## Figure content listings
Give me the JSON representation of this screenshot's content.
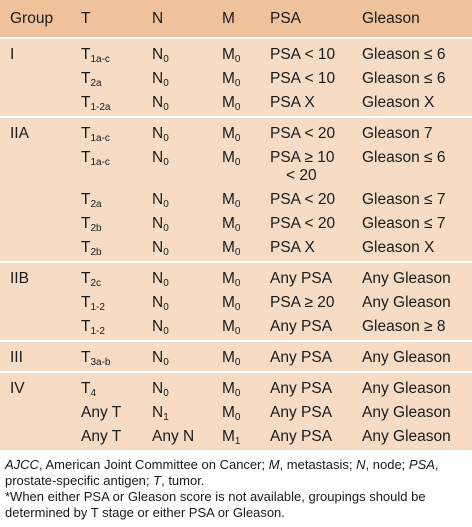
{
  "header": [
    "Group",
    "T",
    "N",
    "M",
    "PSA",
    "Gleason"
  ],
  "groups": [
    {
      "name": "I",
      "rows": [
        {
          "t": "T",
          "t_sub": "1a-c",
          "n": "N",
          "n_sub": "0",
          "m": "M",
          "m_sub": "0",
          "psa": "PSA < 10",
          "gleason": "Gleason ≤ 6"
        },
        {
          "t": "T",
          "t_sub": "2a",
          "n": "N",
          "n_sub": "0",
          "m": "M",
          "m_sub": "0",
          "psa": "PSA < 10",
          "gleason": "Gleason ≤ 6"
        },
        {
          "t": "T",
          "t_sub": "1-2a",
          "n": "N",
          "n_sub": "0",
          "m": "M",
          "m_sub": "0",
          "psa": "PSA X",
          "gleason": "Gleason X"
        }
      ]
    },
    {
      "name": "IIA",
      "rows": [
        {
          "t": "T",
          "t_sub": "1a-c",
          "n": "N",
          "n_sub": "0",
          "m": "M",
          "m_sub": "0",
          "psa": "PSA < 20",
          "gleason": "Gleason 7"
        },
        {
          "t": "T",
          "t_sub": "1a-c",
          "n": "N",
          "n_sub": "0",
          "m": "M",
          "m_sub": "0",
          "psa": "PSA ≥ 10",
          "psa_line2": "< 20",
          "gleason": "Gleason ≤ 6"
        },
        {
          "t": "T",
          "t_sub": "2a",
          "n": "N",
          "n_sub": "0",
          "m": "M",
          "m_sub": "0",
          "psa": "PSA < 20",
          "gleason": "Gleason ≤ 7"
        },
        {
          "t": "T",
          "t_sub": "2b",
          "n": "N",
          "n_sub": "0",
          "m": "M",
          "m_sub": "0",
          "psa": "PSA < 20",
          "gleason": "Gleason ≤ 7"
        },
        {
          "t": "T",
          "t_sub": "2b",
          "n": "N",
          "n_sub": "0",
          "m": "M",
          "m_sub": "0",
          "psa": "PSA X",
          "gleason": "Gleason X"
        }
      ]
    },
    {
      "name": "IIB",
      "rows": [
        {
          "t": "T",
          "t_sub": "2c",
          "n": "N",
          "n_sub": "0",
          "m": "M",
          "m_sub": "0",
          "psa": "Any PSA",
          "gleason": "Any Gleason"
        },
        {
          "t": "T",
          "t_sub": "1-2",
          "n": "N",
          "n_sub": "0",
          "m": "M",
          "m_sub": "0",
          "psa": "PSA ≥ 20",
          "gleason": "Any Gleason"
        },
        {
          "t": "T",
          "t_sub": "1-2",
          "n": "N",
          "n_sub": "0",
          "m": "M",
          "m_sub": "0",
          "psa": "Any PSA",
          "gleason": "Gleason ≥ 8"
        }
      ]
    },
    {
      "name": "III",
      "rows": [
        {
          "t": "T",
          "t_sub": "3a-b",
          "n": "N",
          "n_sub": "0",
          "m": "M",
          "m_sub": "0",
          "psa": "Any PSA",
          "gleason": "Any Gleason"
        }
      ]
    },
    {
      "name": "IV",
      "rows": [
        {
          "t": "T",
          "t_sub": "4",
          "n": "N",
          "n_sub": "0",
          "m": "M",
          "m_sub": "0",
          "psa": "Any PSA",
          "gleason": "Any Gleason"
        },
        {
          "t": "Any T",
          "t_sub": "",
          "n": "N",
          "n_sub": "1",
          "m": "M",
          "m_sub": "0",
          "psa": "Any PSA",
          "gleason": "Any Gleason"
        },
        {
          "t": "Any T",
          "t_sub": "",
          "n": "Any N",
          "n_sub": "",
          "m": "M",
          "m_sub": "1",
          "psa": "Any PSA",
          "gleason": "Any Gleason"
        }
      ]
    }
  ],
  "footnotes": {
    "abbrev": [
      {
        "term": "AJCC",
        "def": ", American Joint Committee on Cancer; "
      },
      {
        "term": "M",
        "def": ", metastasis; "
      },
      {
        "term": "N",
        "def": ", node; "
      },
      {
        "term": "PSA",
        "def": ", prostate-specific antigen; "
      },
      {
        "term": "T",
        "def": ", tumor."
      }
    ],
    "note": "*When either PSA or Gleason score is not available, groupings should be determined by T stage or either PSA or Gleason."
  },
  "colors": {
    "header_bg": "#f0c29c",
    "body_bg": "#f6dcc4",
    "separator": "#ffffff"
  }
}
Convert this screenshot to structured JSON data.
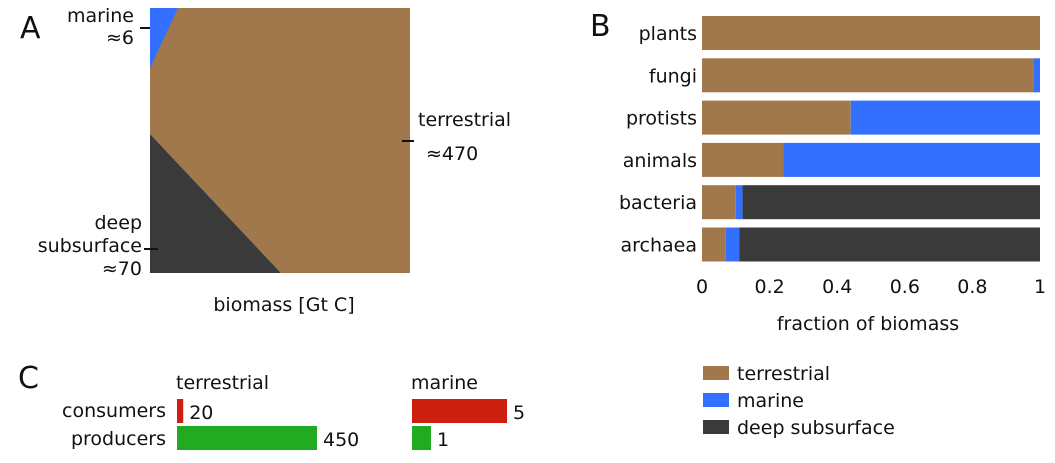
{
  "colors": {
    "terrestrial": "#A0784C",
    "marine": "#3370FF",
    "deep_subsurface": "#3A3A3A",
    "consumers": "#CC1F10",
    "producers": "#22AA22"
  },
  "chart_data": [
    {
      "panel": "A",
      "type": "area",
      "xlabel": "biomass [Gt C]",
      "regions": [
        {
          "name": "marine",
          "value_label": "≈6",
          "value": 6
        },
        {
          "name": "terrestrial",
          "value_label": "≈470",
          "value": 470
        },
        {
          "name": "deep\nsubsurface",
          "value_label": "≈70",
          "value": 70
        }
      ]
    },
    {
      "panel": "B",
      "type": "bar",
      "orientation": "horizontal",
      "stacked": true,
      "xlabel": "fraction of biomass",
      "xlim": [
        0,
        1
      ],
      "xticks": [
        "0",
        "0.2",
        "0.4",
        "0.6",
        "0.8",
        "1"
      ],
      "categories": [
        "plants",
        "fungi",
        "protists",
        "animals",
        "bacteria",
        "archaea"
      ],
      "series": [
        {
          "name": "terrestrial",
          "values": [
            1.0,
            0.98,
            0.44,
            0.24,
            0.1,
            0.07
          ]
        },
        {
          "name": "marine",
          "values": [
            0.0,
            0.02,
            0.56,
            0.76,
            0.02,
            0.04
          ]
        },
        {
          "name": "deep subsurface",
          "values": [
            0.0,
            0.0,
            0.0,
            0.0,
            0.88,
            0.89
          ]
        }
      ],
      "legend": [
        "terrestrial",
        "marine",
        "deep subsurface"
      ],
      "legend_position": "bottom-right"
    },
    {
      "panel": "C",
      "type": "bar",
      "orientation": "horizontal",
      "categories": [
        "consumers",
        "producers"
      ],
      "groups": [
        {
          "name": "terrestrial",
          "values": [
            20,
            450
          ]
        },
        {
          "name": "marine",
          "values": [
            5,
            1
          ]
        }
      ]
    }
  ]
}
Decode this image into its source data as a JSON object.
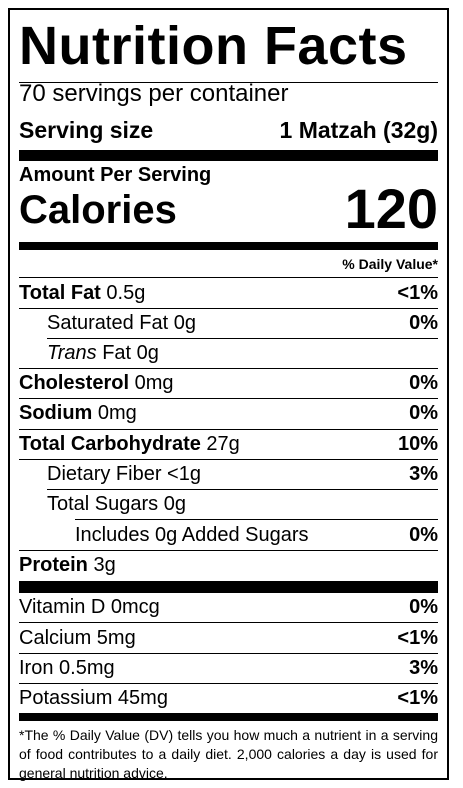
{
  "title": "Nutrition Facts",
  "servings_per_container": "70 servings per container",
  "serving_size": {
    "label": "Serving size",
    "value": "1 Matzah (32g)"
  },
  "amount_per_serving": "Amount Per Serving",
  "calories": {
    "label": "Calories",
    "value": "120"
  },
  "daily_value_header": "% Daily Value*",
  "nutrients": {
    "total_fat": {
      "name": "Total Fat",
      "amount": " 0.5g",
      "dv": "<1%"
    },
    "saturated_fat": {
      "name": "Saturated Fat 0g",
      "dv": "0%"
    },
    "trans_fat": {
      "name_italic": "Trans",
      "name_rest": " Fat 0g"
    },
    "cholesterol": {
      "name": "Cholesterol",
      "amount": " 0mg",
      "dv": "0%"
    },
    "sodium": {
      "name": "Sodium",
      "amount": " 0mg",
      "dv": "0%"
    },
    "total_carbohydrate": {
      "name": "Total Carbohydrate",
      "amount": " 27g",
      "dv": "10%"
    },
    "dietary_fiber": {
      "name": "Dietary Fiber <1g",
      "dv": "3%"
    },
    "total_sugars": {
      "name": "Total Sugars 0g"
    },
    "added_sugars": {
      "name": "Includes 0g Added Sugars",
      "dv": "0%"
    },
    "protein": {
      "name": "Protein",
      "amount": " 3g"
    }
  },
  "vitamins": {
    "vitamin_d": {
      "name": "Vitamin D 0mcg",
      "dv": "0%"
    },
    "calcium": {
      "name": "Calcium 5mg",
      "dv": "<1%"
    },
    "iron": {
      "name": "Iron 0.5mg",
      "dv": "3%"
    },
    "potassium": {
      "name": "Potassium 45mg",
      "dv": "<1%"
    }
  },
  "footnote": "*The % Daily Value (DV) tells you how much a nutrient in a serving of food contributes to a daily diet. 2,000 calories a day is used for general nutrition advice."
}
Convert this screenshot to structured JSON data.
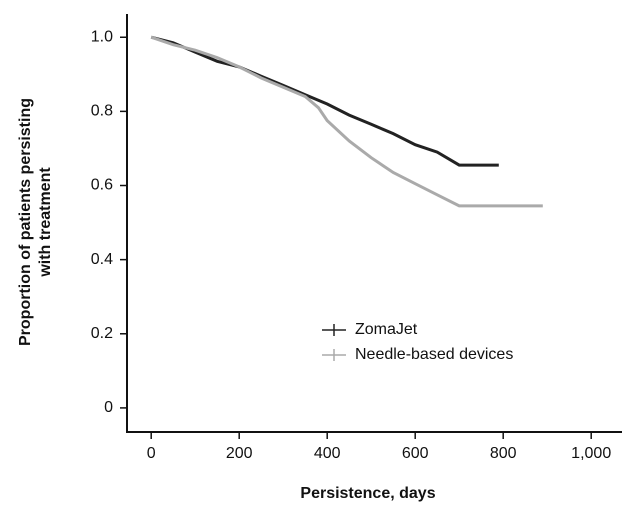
{
  "chart_data": {
    "type": "line",
    "x_label": "Persistence, days",
    "y_label": [
      "Proportion of patients persisting",
      "with treatment"
    ],
    "xlim": [
      -55,
      1070
    ],
    "ylim": [
      -0.065,
      1.06
    ],
    "xticks": [
      0,
      200,
      400,
      600,
      800,
      {
        "value": 1000,
        "label": "1,000"
      }
    ],
    "yticks": [
      0,
      0.2,
      0.4,
      0.6,
      0.8,
      {
        "value": 1,
        "label": "1.0"
      }
    ],
    "legend": "center",
    "series": [
      {
        "name": "ZomaJet",
        "color": "#222222",
        "x": [
          0,
          50,
          100,
          150,
          200,
          250,
          300,
          350,
          400,
          450,
          500,
          550,
          600,
          650,
          700,
          790
        ],
        "values": [
          1.0,
          0.985,
          0.96,
          0.935,
          0.92,
          0.895,
          0.87,
          0.845,
          0.82,
          0.79,
          0.765,
          0.74,
          0.71,
          0.69,
          0.655,
          0.655
        ]
      },
      {
        "name": "Needle-based devices",
        "color": "#aaaaaa",
        "x": [
          0,
          50,
          100,
          150,
          200,
          250,
          300,
          350,
          380,
          400,
          450,
          500,
          550,
          600,
          650,
          700,
          800,
          890
        ],
        "values": [
          1.0,
          0.98,
          0.965,
          0.945,
          0.92,
          0.89,
          0.865,
          0.84,
          0.81,
          0.775,
          0.72,
          0.675,
          0.635,
          0.605,
          0.575,
          0.545,
          0.545,
          0.545
        ]
      }
    ]
  }
}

## GOAL OF THE EXERCISE
Find each line above with the string "this", then report how many there are. Write only the number.

## TASK RESULT
4